Dataset listings of figures:
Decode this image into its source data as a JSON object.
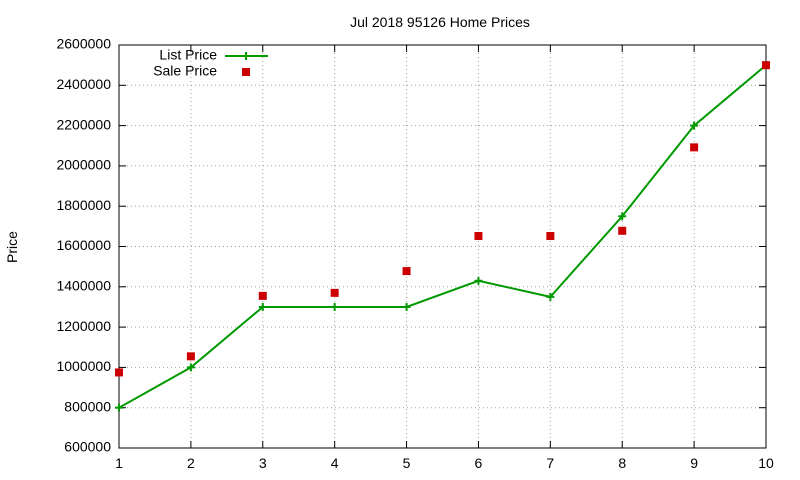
{
  "chart_data": {
    "type": "line",
    "title": "Jul 2018 95126 Home Prices",
    "xlabel": "",
    "ylabel": "Price",
    "x": [
      1,
      2,
      3,
      4,
      5,
      6,
      7,
      8,
      9,
      10
    ],
    "xlim": [
      1,
      10
    ],
    "ylim": [
      600000,
      2600000
    ],
    "yticks": [
      600000,
      800000,
      1000000,
      1200000,
      1400000,
      1600000,
      1800000,
      2000000,
      2200000,
      2400000,
      2600000
    ],
    "xticks": [
      1,
      2,
      3,
      4,
      5,
      6,
      7,
      8,
      9,
      10
    ],
    "grid": true,
    "legend_position": "top-left",
    "series": [
      {
        "name": "List Price",
        "style": "line-with-plus-markers",
        "color": "#009900",
        "values": [
          800000,
          1000000,
          1300000,
          1300000,
          1300000,
          1430000,
          1350000,
          1750000,
          2200000,
          2500000
        ]
      },
      {
        "name": "Sale Price",
        "style": "square-markers",
        "color": "#cc0000",
        "values": [
          975000,
          1055000,
          1355000,
          1370000,
          1478000,
          1652000,
          1652000,
          1678000,
          2092000,
          2500000
        ]
      }
    ]
  }
}
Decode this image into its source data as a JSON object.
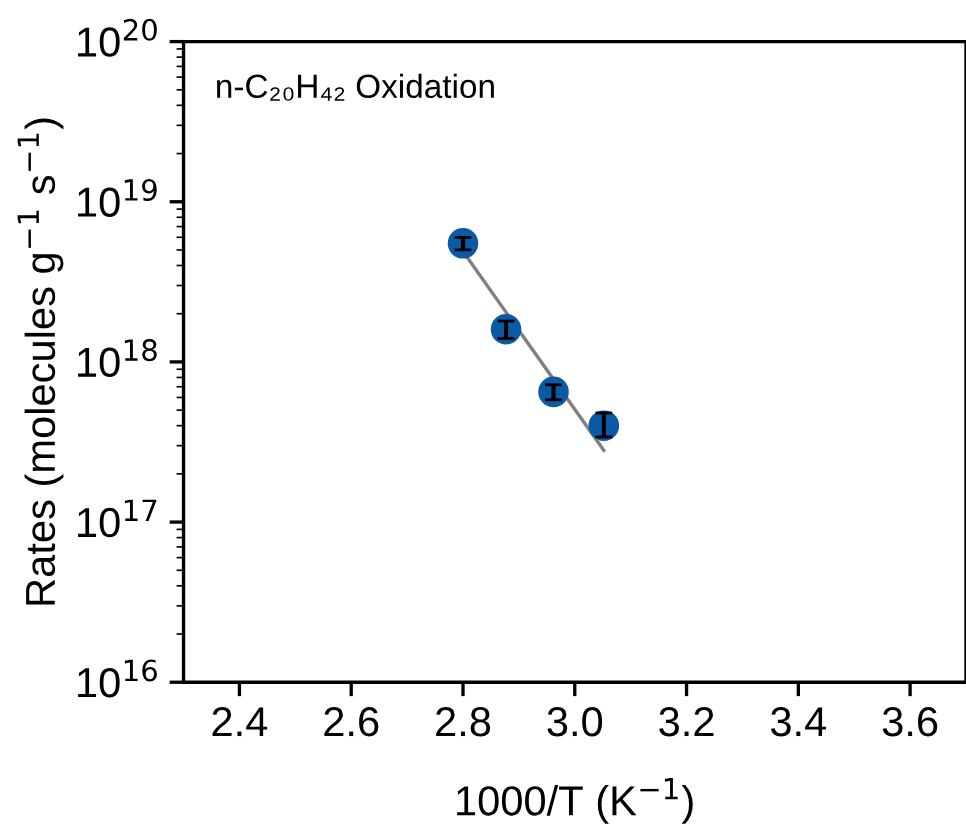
{
  "chart_data": {
    "type": "scatter",
    "xlabel": "1000/T (K$^{−1}$)",
    "ylabel": "Rates (molecules g$^{−1}$ s$^{−1}$)",
    "annotations": [
      "n-C₂₀H₄₂ Oxidation"
    ],
    "log": "y",
    "xlim": [
      2.3,
      3.7
    ],
    "xticks": [
      2.4,
      2.6,
      2.8,
      {
        "value": 3,
        "label": "3.0"
      },
      3.2,
      3.4,
      3.6
    ],
    "ylim": [
      1e+16,
      1e+20
    ],
    "yticks": [
      {
        "value": 1e+16,
        "label": "10$^{16}$"
      },
      {
        "value": 1e+17,
        "label": "10$^{17}$"
      },
      {
        "value": 1e+18,
        "label": "10$^{18}$"
      },
      {
        "value": 1e+19,
        "label": "10$^{19}$"
      },
      {
        "value": 1e+20,
        "label": "10$^{20}$"
      }
    ],
    "grid": false,
    "legend": false,
    "series": [
      {
        "color": "#0b5aa6",
        "marker": "circle",
        "x": [
          2.8,
          2.877,
          2.962,
          3.052
        ],
        "values": [
          5.5e+18,
          1.6e+18,
          6.5e+17,
          4e+17
        ],
        "errors": [
          [
            5e+18,
            6e+18
          ],
          [
            1.4e+18,
            1.8e+18
          ],
          [
            5.8e+17,
            7.2e+17
          ],
          [
            3.4e+17,
            4.8e+17
          ]
        ]
      },
      {
        "type": "line",
        "color": "#808080",
        "marker": "none",
        "line_style": "solid",
        "x": [
          2.8,
          3.052
        ],
        "values": [
          4.9e+18,
          2.8e+17
        ]
      }
    ]
  }
}
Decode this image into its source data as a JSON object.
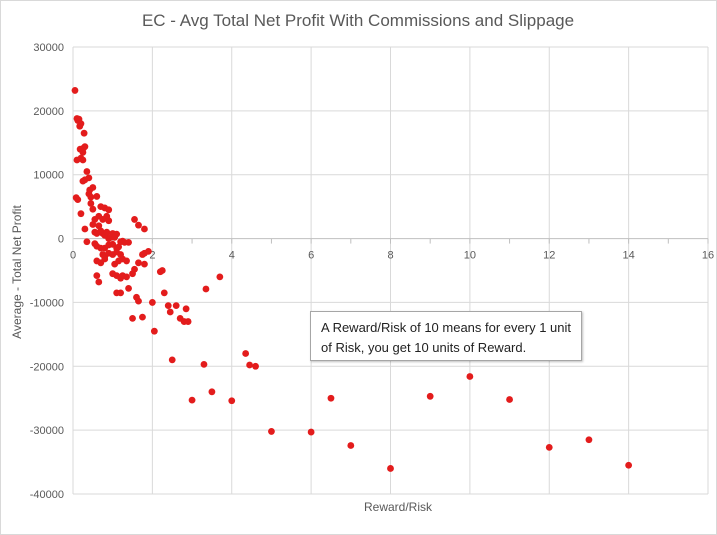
{
  "chart_data": {
    "type": "scatter",
    "title": "EC - Avg Total Net Profit With Commissions and Slippage",
    "xlabel": "Reward/Risk",
    "ylabel": "Average - Total Net Profit",
    "xlim": [
      0,
      16
    ],
    "ylim": [
      -40000,
      30000
    ],
    "x_ticks": [
      "0",
      "2",
      "4",
      "6",
      "8",
      "10",
      "12",
      "14",
      "16"
    ],
    "y_ticks": [
      "30000",
      "20000",
      "10000",
      "0",
      "-10000",
      "-20000",
      "-30000",
      "-40000"
    ],
    "grid": true,
    "legend": "none",
    "marker_color": "#e31c1c",
    "annotation": [
      "A Reward/Risk of 10 means for every 1 unit",
      "of Risk, you get 10 units of Reward."
    ],
    "points": [
      [
        0.05,
        23200
      ],
      [
        0.1,
        18800
      ],
      [
        0.12,
        18500
      ],
      [
        0.15,
        18700
      ],
      [
        0.17,
        17600
      ],
      [
        0.2,
        18000
      ],
      [
        0.28,
        16500
      ],
      [
        0.27,
        14200
      ],
      [
        0.3,
        14400
      ],
      [
        0.18,
        14000
      ],
      [
        0.25,
        13500
      ],
      [
        0.1,
        12300
      ],
      [
        0.2,
        12600
      ],
      [
        0.25,
        12300
      ],
      [
        0.3,
        9200
      ],
      [
        0.25,
        9000
      ],
      [
        0.35,
        10500
      ],
      [
        0.4,
        9500
      ],
      [
        0.5,
        8000
      ],
      [
        0.4,
        7000
      ],
      [
        0.42,
        7600
      ],
      [
        0.45,
        6500
      ],
      [
        0.6,
        6600
      ],
      [
        0.08,
        6400
      ],
      [
        0.12,
        6100
      ],
      [
        0.45,
        5500
      ],
      [
        0.5,
        4600
      ],
      [
        0.2,
        3900
      ],
      [
        0.55,
        3000
      ],
      [
        0.65,
        3500
      ],
      [
        0.7,
        5000
      ],
      [
        0.8,
        4800
      ],
      [
        0.85,
        3500
      ],
      [
        0.9,
        4500
      ],
      [
        0.75,
        3000
      ],
      [
        0.9,
        2800
      ],
      [
        0.5,
        2200
      ],
      [
        0.65,
        2000
      ],
      [
        0.3,
        1500
      ],
      [
        0.55,
        1000
      ],
      [
        0.6,
        800
      ],
      [
        0.7,
        1200
      ],
      [
        0.75,
        800
      ],
      [
        0.8,
        500
      ],
      [
        0.85,
        1000
      ],
      [
        0.9,
        0
      ],
      [
        0.95,
        200
      ],
      [
        1.0,
        800
      ],
      [
        1.1,
        700
      ],
      [
        1.05,
        200
      ],
      [
        0.35,
        -500
      ],
      [
        0.55,
        -800
      ],
      [
        0.6,
        -1200
      ],
      [
        0.7,
        -1500
      ],
      [
        0.8,
        -1500
      ],
      [
        0.9,
        -1000
      ],
      [
        1.0,
        -900
      ],
      [
        1.1,
        -1500
      ],
      [
        1.15,
        -1300
      ],
      [
        1.2,
        -500
      ],
      [
        1.25,
        -400
      ],
      [
        1.3,
        -600
      ],
      [
        1.4,
        -600
      ],
      [
        0.75,
        -2500
      ],
      [
        0.8,
        -2800
      ],
      [
        0.9,
        -2300
      ],
      [
        1.0,
        -2500
      ],
      [
        1.1,
        -2100
      ],
      [
        1.2,
        -2500
      ],
      [
        0.6,
        -3500
      ],
      [
        0.7,
        -3800
      ],
      [
        0.8,
        -3200
      ],
      [
        1.05,
        -4000
      ],
      [
        1.15,
        -3500
      ],
      [
        1.25,
        -3200
      ],
      [
        1.35,
        -3500
      ],
      [
        1.65,
        2100
      ],
      [
        1.8,
        1500
      ],
      [
        1.55,
        3000
      ],
      [
        1.75,
        -2500
      ],
      [
        1.8,
        -2300
      ],
      [
        1.65,
        -3800
      ],
      [
        1.8,
        -4000
      ],
      [
        1.9,
        -2000
      ],
      [
        0.6,
        -5800
      ],
      [
        0.65,
        -6800
      ],
      [
        1.0,
        -5500
      ],
      [
        1.1,
        -5800
      ],
      [
        1.2,
        -6200
      ],
      [
        1.25,
        -5800
      ],
      [
        1.35,
        -6000
      ],
      [
        1.5,
        -5500
      ],
      [
        1.55,
        -4800
      ],
      [
        1.4,
        -7800
      ],
      [
        1.1,
        -8500
      ],
      [
        1.2,
        -8500
      ],
      [
        1.6,
        -9200
      ],
      [
        1.65,
        -9800
      ],
      [
        2.0,
        -10000
      ],
      [
        1.5,
        -12500
      ],
      [
        1.75,
        -12300
      ],
      [
        2.05,
        -14500
      ],
      [
        2.25,
        -5000
      ],
      [
        2.2,
        -5200
      ],
      [
        2.3,
        -8500
      ],
      [
        2.4,
        -10500
      ],
      [
        2.45,
        -11500
      ],
      [
        2.6,
        -10500
      ],
      [
        2.7,
        -12500
      ],
      [
        2.85,
        -11000
      ],
      [
        2.8,
        -13000
      ],
      [
        2.9,
        -13000
      ],
      [
        2.5,
        -19000
      ],
      [
        3.0,
        -25300
      ],
      [
        3.3,
        -19700
      ],
      [
        3.35,
        -7900
      ],
      [
        3.5,
        -24000
      ],
      [
        3.7,
        -6000
      ],
      [
        4.0,
        -25400
      ],
      [
        4.35,
        -18000
      ],
      [
        4.45,
        -19800
      ],
      [
        4.6,
        -20000
      ],
      [
        5.0,
        -30200
      ],
      [
        6.0,
        -30300
      ],
      [
        6.5,
        -25000
      ],
      [
        7.0,
        -32400
      ],
      [
        8.0,
        -36000
      ],
      [
        9.0,
        -24700
      ],
      [
        10.0,
        -21600
      ],
      [
        11.0,
        -25200
      ],
      [
        12.0,
        -32700
      ],
      [
        13.0,
        -31500
      ],
      [
        14.0,
        -35500
      ]
    ]
  }
}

**The exercise**
In the listing, find every line containing the word "Risk" and list it.

**Answer for the task**
    "xlabel": "Reward/Risk",
      "A Reward/Risk of 10 means for every 1 unit",
      "of Risk, you get 10 units of Reward."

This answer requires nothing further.